*SET TASK*
Lines holding the string "kind" are the ones to copy; find them all in the data.

-- START GIVEN DATA --

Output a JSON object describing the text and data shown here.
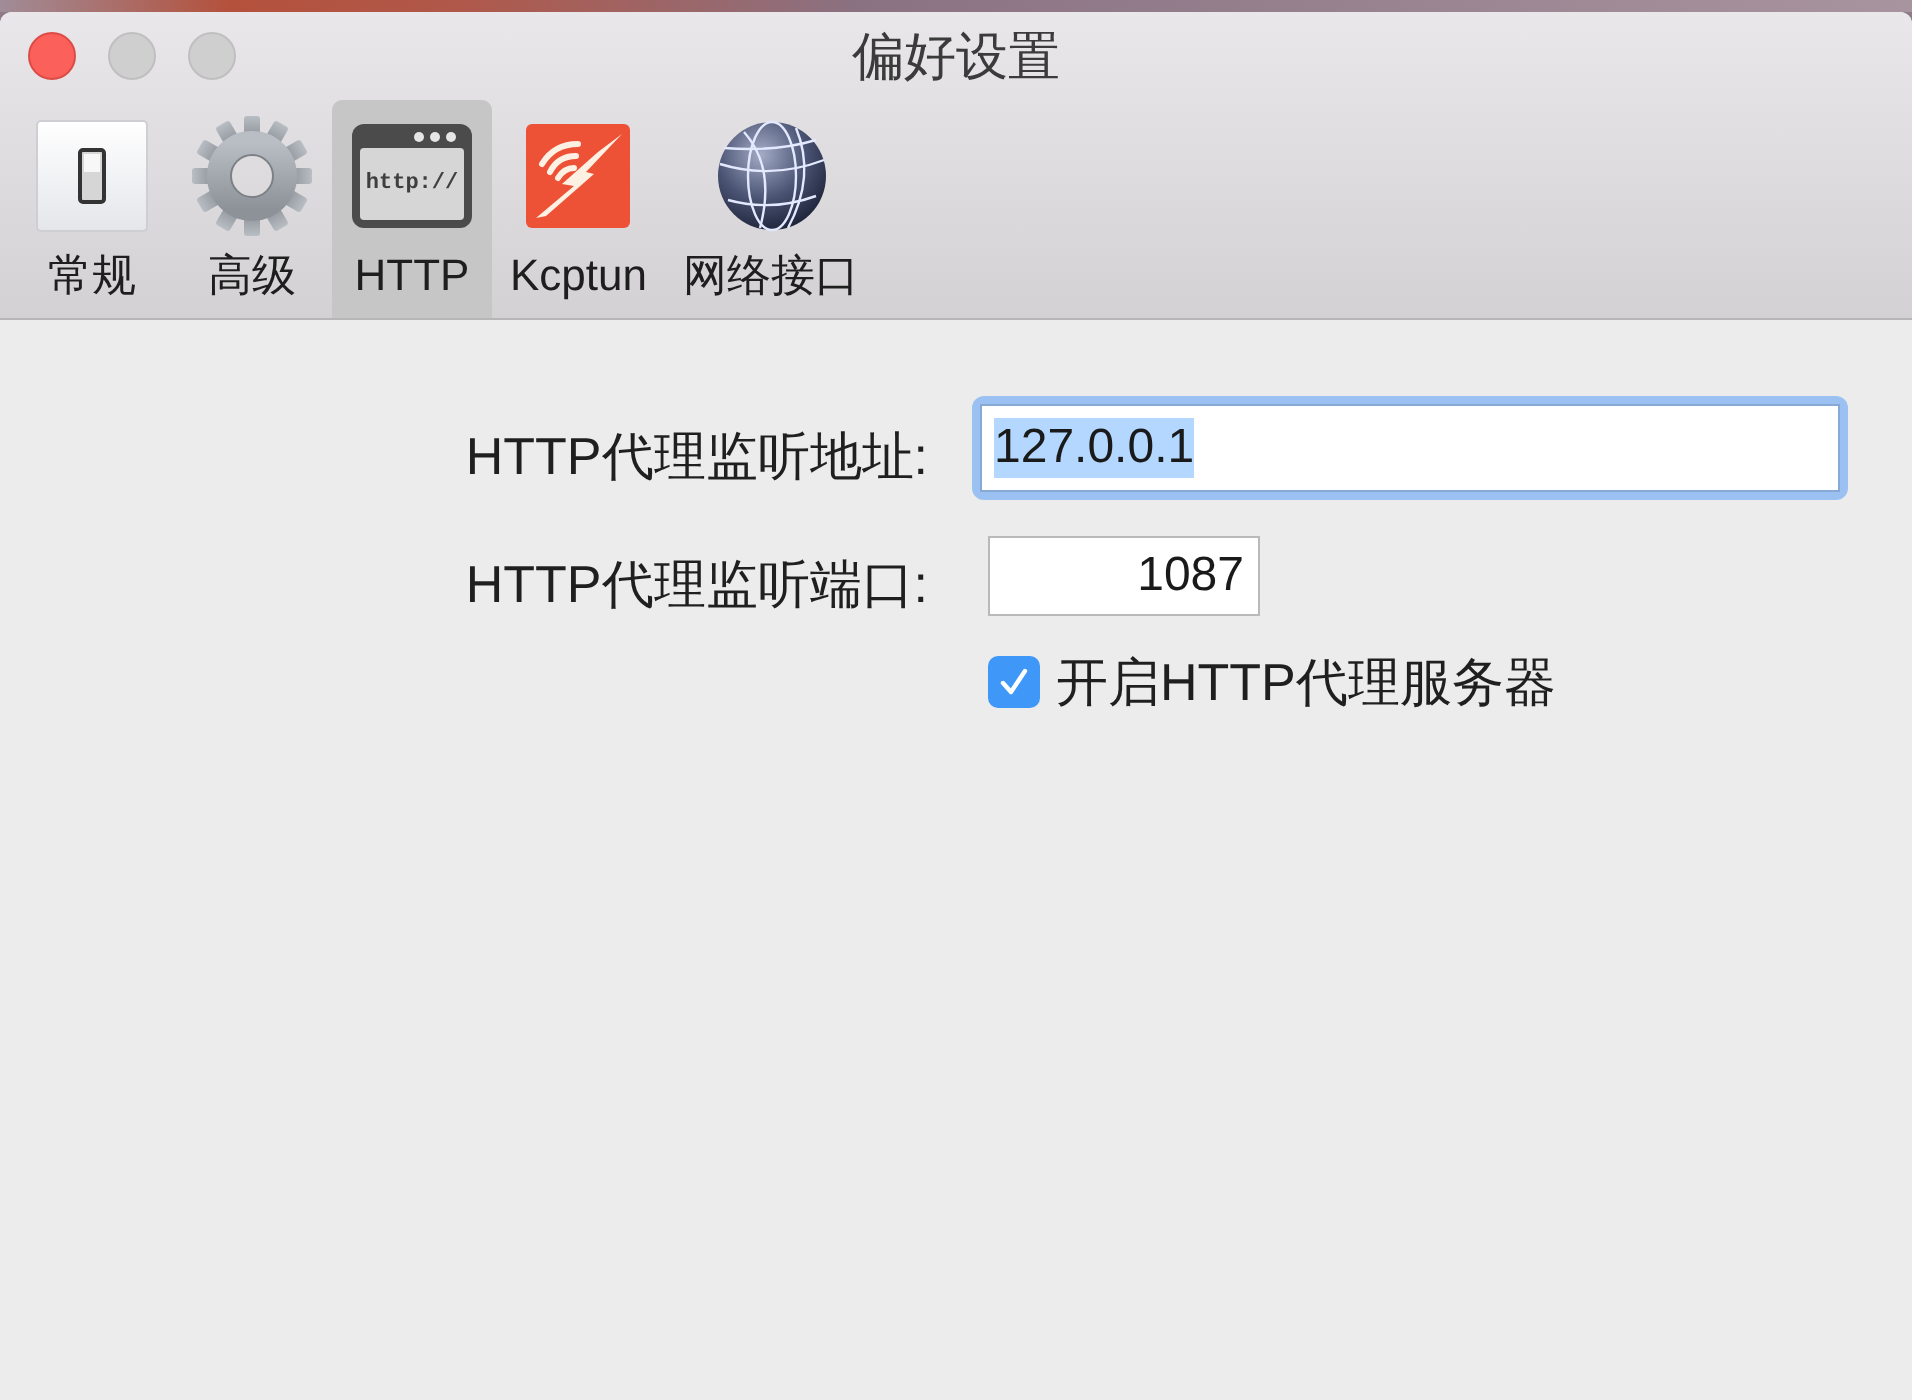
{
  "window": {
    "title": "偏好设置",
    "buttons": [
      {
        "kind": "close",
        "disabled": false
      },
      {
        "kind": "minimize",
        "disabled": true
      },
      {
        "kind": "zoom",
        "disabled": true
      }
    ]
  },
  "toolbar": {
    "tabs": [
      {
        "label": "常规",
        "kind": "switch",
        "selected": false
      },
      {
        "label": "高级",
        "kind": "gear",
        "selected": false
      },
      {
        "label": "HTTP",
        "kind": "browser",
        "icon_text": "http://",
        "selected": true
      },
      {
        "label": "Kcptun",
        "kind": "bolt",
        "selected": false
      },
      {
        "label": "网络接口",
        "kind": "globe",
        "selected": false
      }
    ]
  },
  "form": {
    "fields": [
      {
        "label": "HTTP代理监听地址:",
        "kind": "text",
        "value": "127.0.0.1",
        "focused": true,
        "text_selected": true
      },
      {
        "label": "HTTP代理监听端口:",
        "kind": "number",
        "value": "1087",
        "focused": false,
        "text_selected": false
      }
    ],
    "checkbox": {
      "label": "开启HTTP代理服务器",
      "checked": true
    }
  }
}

-- END GIVEN DATA --

*ANSWER FOR THIS EXERCISE*
        "kind": "close",
        "kind": "minimize",
        "kind": "zoom",
        "kind": "switch",
        "kind": "gear",
        "kind": "browser",
        "kind": "bolt",
        "kind": "globe",
        "kind": "text",
        "kind": "number",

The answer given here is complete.